(Figure content listings)
··········

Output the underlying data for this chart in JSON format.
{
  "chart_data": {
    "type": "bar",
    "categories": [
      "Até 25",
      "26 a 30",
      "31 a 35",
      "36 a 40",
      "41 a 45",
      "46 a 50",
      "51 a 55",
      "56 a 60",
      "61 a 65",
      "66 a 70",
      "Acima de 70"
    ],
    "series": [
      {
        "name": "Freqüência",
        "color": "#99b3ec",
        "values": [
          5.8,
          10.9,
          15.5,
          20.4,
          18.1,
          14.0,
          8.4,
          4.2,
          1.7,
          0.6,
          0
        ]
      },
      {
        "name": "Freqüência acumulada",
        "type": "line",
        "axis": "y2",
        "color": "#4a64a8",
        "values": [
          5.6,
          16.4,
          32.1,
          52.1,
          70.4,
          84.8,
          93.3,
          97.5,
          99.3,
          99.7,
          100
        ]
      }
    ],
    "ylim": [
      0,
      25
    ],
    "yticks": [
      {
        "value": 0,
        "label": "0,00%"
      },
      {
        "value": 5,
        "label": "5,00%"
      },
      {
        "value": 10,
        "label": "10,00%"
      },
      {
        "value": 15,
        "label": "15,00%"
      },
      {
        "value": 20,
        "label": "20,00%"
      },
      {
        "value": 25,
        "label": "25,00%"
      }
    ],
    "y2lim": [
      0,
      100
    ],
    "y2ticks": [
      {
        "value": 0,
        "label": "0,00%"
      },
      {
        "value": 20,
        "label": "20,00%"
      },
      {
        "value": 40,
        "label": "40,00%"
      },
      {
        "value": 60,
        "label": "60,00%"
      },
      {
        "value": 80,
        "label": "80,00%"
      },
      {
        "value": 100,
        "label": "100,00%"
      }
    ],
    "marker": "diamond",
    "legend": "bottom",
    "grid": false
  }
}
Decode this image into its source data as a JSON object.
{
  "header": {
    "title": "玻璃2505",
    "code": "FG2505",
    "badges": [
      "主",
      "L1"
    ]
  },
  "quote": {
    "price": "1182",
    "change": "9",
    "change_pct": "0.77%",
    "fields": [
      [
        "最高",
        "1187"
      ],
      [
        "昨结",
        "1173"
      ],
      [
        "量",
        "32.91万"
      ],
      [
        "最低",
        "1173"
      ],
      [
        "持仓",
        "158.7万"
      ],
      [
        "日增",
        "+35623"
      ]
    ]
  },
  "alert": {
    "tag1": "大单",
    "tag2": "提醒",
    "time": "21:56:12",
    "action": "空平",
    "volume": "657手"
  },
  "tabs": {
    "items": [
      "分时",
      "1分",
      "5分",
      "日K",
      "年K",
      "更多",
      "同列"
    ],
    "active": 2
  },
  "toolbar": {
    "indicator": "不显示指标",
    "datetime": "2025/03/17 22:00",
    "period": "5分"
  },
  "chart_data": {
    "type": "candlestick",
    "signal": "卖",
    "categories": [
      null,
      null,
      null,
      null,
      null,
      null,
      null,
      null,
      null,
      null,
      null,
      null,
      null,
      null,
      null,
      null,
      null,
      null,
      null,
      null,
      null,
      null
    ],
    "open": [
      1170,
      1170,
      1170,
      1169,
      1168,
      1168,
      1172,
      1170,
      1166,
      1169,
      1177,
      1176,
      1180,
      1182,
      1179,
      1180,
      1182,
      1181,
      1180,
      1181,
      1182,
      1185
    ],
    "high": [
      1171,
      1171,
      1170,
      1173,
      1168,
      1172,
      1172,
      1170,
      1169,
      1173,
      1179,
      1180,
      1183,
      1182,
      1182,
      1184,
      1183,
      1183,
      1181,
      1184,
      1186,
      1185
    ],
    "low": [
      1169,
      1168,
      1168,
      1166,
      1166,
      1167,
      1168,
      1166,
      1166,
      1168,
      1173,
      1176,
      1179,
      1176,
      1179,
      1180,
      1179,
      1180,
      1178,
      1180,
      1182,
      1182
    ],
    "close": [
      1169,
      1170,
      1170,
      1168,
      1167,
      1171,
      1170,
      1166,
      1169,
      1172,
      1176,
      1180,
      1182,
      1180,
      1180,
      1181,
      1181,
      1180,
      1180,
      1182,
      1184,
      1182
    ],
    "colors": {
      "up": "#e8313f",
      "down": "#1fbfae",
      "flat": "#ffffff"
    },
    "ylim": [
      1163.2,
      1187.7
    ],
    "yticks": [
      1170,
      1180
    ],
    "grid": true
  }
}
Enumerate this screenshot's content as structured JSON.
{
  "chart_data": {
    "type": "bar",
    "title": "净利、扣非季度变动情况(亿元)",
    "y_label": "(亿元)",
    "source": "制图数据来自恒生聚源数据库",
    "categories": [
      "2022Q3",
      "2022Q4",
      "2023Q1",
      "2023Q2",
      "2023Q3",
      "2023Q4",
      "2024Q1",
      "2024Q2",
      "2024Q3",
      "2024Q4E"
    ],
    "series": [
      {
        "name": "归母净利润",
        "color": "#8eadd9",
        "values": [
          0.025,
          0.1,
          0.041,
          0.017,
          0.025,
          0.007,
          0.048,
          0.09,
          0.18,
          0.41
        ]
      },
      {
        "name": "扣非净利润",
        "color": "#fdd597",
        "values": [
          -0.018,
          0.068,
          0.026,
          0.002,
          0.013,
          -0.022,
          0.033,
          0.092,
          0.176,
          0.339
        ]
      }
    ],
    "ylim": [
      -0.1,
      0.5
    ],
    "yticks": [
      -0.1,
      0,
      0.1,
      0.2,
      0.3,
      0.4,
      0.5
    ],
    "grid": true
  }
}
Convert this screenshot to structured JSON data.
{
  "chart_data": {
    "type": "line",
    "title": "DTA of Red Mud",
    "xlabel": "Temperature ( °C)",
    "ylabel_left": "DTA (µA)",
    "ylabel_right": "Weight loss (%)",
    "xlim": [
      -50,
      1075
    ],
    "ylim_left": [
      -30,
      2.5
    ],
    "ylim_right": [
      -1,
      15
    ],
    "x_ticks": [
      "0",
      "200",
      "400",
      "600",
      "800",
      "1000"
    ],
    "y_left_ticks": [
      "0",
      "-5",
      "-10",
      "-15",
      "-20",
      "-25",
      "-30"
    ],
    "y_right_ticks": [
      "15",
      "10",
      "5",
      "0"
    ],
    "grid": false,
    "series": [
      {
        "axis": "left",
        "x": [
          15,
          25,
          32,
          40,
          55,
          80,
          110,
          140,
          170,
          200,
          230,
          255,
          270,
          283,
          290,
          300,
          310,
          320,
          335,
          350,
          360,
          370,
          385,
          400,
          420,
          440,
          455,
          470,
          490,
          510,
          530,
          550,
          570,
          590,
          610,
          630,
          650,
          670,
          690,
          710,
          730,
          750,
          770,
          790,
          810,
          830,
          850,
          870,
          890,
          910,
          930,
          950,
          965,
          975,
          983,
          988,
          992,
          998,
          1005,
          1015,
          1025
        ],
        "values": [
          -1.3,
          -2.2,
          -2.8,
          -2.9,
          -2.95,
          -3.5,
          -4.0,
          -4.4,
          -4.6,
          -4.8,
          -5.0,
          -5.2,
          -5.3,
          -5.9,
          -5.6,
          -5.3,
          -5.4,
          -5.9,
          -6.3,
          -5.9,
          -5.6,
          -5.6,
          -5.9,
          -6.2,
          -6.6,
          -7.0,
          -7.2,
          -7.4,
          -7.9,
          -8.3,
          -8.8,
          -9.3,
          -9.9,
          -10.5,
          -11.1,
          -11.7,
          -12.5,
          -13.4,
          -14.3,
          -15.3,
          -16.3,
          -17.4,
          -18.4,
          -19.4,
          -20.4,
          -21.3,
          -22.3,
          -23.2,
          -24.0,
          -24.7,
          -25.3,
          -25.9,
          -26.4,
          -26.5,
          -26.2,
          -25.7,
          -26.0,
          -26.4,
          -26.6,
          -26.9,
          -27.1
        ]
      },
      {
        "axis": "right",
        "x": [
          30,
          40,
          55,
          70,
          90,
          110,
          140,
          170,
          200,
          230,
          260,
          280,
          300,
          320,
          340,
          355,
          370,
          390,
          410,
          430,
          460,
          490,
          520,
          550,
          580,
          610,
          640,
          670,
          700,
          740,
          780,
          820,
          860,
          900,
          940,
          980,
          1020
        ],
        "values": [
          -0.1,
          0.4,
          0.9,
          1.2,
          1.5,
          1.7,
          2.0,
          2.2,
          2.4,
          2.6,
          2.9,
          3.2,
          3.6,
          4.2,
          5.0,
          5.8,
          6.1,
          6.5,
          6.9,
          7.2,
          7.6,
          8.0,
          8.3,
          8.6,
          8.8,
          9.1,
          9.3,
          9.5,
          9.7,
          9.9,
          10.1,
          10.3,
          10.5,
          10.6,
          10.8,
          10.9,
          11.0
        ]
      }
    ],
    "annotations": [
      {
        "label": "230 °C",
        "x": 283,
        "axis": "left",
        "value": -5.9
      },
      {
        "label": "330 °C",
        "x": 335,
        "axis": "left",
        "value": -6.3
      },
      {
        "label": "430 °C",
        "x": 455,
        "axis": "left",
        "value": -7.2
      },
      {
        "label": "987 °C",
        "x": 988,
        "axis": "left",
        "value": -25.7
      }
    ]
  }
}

··········

**STATED GOAL:** Pull out every line in the material above where "Freqüência" occurs.

**SOLUTION BELOW:**
        "name": "Freqüência",
        "name": "Freqüência acumulada",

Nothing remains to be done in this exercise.